[Start Material]
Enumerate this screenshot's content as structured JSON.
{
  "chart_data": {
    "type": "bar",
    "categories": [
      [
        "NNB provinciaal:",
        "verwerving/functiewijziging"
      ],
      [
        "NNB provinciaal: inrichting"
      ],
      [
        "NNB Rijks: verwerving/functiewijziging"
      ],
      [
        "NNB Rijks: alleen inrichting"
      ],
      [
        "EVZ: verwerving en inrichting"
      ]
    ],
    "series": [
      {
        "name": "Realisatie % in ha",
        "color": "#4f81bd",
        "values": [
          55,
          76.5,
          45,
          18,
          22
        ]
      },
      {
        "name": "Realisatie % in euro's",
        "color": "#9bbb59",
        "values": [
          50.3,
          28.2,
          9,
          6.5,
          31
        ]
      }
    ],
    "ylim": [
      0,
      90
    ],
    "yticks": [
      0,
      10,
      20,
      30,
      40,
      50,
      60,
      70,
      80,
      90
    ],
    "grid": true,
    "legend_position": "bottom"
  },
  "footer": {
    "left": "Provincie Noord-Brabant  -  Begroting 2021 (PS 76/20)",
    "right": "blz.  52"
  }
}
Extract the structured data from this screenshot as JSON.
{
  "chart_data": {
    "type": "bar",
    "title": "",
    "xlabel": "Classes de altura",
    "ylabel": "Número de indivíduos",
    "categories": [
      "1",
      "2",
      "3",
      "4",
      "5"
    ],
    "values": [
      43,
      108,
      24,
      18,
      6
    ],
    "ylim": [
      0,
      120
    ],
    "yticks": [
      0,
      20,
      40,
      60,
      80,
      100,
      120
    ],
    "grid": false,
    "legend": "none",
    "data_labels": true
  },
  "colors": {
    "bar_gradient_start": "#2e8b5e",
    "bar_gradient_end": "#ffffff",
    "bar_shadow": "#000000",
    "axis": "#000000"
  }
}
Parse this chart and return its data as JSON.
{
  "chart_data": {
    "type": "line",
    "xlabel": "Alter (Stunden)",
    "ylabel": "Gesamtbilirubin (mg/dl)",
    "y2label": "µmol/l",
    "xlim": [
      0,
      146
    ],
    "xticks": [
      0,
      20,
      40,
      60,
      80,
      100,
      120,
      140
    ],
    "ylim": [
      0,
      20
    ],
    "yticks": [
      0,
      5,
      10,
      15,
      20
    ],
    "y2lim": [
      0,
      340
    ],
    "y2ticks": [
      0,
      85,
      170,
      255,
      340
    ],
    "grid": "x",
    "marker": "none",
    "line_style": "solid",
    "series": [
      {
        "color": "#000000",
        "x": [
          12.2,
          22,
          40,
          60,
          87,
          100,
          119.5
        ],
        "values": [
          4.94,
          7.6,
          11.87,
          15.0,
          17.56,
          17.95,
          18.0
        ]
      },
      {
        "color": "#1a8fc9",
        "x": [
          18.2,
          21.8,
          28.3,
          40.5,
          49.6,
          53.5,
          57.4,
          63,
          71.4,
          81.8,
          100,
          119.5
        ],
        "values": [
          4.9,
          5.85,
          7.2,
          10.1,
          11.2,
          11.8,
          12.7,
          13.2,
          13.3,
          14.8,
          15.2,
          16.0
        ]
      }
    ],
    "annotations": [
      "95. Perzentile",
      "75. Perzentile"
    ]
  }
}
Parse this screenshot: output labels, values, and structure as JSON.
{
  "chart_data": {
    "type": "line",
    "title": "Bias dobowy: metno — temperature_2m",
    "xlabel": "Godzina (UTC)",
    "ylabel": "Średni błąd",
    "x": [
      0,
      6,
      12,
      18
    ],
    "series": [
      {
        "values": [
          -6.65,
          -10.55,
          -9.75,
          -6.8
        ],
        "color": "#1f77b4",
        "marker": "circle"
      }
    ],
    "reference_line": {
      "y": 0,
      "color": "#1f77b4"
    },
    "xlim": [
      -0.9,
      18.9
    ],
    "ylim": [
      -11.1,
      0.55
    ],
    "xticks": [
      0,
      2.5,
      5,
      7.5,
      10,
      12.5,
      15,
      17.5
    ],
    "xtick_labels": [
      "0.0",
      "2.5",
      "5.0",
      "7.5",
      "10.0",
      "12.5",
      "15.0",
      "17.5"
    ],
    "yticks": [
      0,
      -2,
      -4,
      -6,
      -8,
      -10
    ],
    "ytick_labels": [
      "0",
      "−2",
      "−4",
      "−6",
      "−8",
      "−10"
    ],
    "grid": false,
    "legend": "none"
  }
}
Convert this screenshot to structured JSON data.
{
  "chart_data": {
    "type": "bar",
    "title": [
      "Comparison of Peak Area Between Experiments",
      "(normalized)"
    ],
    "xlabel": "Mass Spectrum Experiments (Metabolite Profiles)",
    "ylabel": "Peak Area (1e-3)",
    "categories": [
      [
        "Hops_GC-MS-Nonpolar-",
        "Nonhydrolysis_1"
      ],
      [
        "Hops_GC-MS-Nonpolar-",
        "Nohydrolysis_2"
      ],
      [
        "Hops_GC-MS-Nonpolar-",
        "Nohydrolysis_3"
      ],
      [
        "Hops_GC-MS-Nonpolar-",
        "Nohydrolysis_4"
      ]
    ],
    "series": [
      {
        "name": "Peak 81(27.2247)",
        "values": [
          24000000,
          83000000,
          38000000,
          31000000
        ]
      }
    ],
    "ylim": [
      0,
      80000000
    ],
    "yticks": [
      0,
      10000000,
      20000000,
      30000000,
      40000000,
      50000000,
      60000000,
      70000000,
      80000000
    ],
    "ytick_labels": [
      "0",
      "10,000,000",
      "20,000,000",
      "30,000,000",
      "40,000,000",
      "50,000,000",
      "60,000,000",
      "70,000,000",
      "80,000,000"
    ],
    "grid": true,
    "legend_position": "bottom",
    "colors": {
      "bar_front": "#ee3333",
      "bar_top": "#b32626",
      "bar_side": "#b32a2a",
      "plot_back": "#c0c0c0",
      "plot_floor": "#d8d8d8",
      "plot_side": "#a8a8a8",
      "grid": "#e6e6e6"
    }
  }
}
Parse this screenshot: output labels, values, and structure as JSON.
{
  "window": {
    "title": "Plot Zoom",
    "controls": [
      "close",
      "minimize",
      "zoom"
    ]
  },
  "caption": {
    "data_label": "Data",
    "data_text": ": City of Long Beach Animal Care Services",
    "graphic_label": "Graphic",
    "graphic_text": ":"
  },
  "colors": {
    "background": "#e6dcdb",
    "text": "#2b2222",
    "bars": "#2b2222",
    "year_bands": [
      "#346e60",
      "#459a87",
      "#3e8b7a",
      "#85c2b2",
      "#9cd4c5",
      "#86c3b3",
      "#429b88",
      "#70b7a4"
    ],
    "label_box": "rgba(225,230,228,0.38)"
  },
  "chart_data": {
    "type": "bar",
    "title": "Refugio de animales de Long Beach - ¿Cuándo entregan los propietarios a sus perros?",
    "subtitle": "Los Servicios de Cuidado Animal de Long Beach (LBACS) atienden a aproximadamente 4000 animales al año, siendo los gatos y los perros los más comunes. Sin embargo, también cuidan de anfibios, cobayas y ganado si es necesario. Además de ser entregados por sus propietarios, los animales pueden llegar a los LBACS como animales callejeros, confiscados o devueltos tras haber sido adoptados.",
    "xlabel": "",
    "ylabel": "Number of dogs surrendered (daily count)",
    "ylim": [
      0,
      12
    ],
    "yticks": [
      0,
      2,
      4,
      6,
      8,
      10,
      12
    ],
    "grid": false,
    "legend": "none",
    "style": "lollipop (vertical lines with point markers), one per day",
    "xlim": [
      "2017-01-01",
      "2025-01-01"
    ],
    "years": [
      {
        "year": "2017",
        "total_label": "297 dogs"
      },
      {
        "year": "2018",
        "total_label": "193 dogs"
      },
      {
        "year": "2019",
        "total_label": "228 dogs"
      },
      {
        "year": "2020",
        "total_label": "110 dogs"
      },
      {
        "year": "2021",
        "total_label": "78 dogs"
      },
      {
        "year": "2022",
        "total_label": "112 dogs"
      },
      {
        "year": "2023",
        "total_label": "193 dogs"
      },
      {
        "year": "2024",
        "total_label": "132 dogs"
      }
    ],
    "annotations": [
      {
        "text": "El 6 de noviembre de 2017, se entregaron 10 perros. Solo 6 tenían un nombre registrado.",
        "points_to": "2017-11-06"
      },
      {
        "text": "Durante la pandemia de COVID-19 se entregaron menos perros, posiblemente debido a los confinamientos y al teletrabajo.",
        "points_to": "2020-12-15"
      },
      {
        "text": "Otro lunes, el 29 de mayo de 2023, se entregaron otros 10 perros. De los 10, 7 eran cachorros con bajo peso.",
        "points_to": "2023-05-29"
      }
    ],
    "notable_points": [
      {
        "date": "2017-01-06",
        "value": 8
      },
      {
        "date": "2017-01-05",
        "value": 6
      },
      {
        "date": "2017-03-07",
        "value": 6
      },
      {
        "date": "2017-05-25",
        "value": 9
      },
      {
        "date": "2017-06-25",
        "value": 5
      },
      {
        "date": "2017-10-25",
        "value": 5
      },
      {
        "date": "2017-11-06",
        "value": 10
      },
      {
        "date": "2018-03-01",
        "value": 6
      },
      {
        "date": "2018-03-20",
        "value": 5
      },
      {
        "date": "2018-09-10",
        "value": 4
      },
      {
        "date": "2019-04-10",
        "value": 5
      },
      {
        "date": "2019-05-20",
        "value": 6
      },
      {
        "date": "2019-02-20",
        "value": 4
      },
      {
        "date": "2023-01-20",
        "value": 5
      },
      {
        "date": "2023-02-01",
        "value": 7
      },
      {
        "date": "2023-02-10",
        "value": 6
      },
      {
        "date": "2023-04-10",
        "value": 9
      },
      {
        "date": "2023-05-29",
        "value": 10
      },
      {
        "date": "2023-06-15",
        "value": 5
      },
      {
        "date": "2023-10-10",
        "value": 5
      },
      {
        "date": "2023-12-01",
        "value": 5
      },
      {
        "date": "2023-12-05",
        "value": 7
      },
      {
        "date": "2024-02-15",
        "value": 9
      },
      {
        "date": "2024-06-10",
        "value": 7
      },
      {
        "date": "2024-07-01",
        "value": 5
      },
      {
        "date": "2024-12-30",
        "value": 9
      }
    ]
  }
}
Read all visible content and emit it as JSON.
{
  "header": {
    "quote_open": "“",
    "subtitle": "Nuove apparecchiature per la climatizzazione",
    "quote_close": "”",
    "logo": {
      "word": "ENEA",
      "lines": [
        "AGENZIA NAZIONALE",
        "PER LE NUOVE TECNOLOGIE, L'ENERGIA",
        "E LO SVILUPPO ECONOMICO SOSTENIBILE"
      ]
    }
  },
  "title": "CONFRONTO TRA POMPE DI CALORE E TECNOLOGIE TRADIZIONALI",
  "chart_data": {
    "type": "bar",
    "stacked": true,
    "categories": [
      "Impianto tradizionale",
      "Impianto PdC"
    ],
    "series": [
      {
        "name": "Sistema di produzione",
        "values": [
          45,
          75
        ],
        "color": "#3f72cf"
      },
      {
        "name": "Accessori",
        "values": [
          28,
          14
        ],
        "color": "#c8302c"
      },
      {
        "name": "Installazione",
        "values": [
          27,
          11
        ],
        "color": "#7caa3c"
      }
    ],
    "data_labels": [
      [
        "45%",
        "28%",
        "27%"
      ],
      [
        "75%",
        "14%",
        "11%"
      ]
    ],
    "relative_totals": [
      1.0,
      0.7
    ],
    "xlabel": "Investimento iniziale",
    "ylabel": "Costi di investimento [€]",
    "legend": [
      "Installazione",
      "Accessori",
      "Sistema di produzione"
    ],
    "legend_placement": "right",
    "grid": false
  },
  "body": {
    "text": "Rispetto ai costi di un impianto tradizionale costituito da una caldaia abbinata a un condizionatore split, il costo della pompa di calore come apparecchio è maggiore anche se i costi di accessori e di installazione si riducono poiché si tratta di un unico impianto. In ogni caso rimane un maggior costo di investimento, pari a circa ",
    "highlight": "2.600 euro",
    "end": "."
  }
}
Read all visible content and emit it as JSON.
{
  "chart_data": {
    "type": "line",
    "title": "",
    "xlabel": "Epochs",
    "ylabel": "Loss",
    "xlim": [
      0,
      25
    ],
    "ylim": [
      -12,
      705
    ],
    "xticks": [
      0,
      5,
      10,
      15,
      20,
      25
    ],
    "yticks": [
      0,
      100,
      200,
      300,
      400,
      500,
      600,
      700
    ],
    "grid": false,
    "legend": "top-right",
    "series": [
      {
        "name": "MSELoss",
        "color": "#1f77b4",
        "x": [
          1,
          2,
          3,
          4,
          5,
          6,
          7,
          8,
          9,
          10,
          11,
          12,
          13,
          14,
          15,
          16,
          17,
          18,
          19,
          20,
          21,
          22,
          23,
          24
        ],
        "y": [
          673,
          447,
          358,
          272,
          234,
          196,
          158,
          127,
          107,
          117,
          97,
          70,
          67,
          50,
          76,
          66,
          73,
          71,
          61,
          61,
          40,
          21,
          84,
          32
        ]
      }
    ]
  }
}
[End Material]
* _Short task_
Find every line in the records that contains the word "verwerving"; copy those lines.

* _Solution for this task_
        "verwerving/functiewijziging"
        "NNB Rijks: verwerving/functiewijziging"
        "EVZ: verwerving en inrichting"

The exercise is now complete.